* [Data for the task]
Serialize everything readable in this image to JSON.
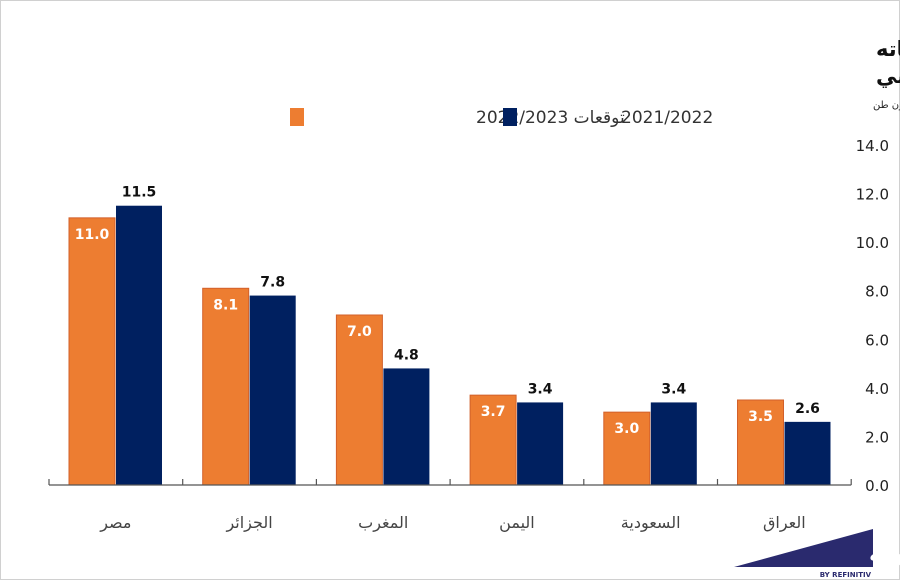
{
  "chart_data": {
    "type": "bar",
    "title": "تقديرات وزارة الزراعة الأمريكية لواردات مستوردي القمح  ومنتجاته للموسم الحالي والماضي",
    "ylabel": "مليون طن",
    "categories": [
      "مصر",
      "الجزائر",
      "المغرب",
      "اليمن",
      "السعودية",
      "العراق"
    ],
    "series": [
      {
        "name": "توقعات 2022/2023",
        "color": "#ED7D31",
        "values": [
          11.0,
          8.1,
          7.0,
          3.7,
          3.0,
          3.5
        ]
      },
      {
        "name": "2021/2022",
        "color": "#002060",
        "values": [
          11.5,
          7.8,
          4.8,
          3.4,
          3.4,
          2.6
        ]
      }
    ],
    "ylim": [
      0,
      14
    ],
    "yticks": [
      "0.0",
      "2.0",
      "4.0",
      "6.0",
      "8.0",
      "10.0",
      "12.0",
      "14.0"
    ],
    "yaxis_position": "right",
    "grid": false,
    "legend_position": "top"
  },
  "logo": {
    "text": "زاوية",
    "sub": "BY REFINITIV",
    "color": "#2a2a6e"
  }
}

* [Exercise goal]
Find each line holding "color". Copy it out.

* [Complete output]
        "color": "#ED7D31",
        "color": "#002060",
    "color": "#2a2a6e"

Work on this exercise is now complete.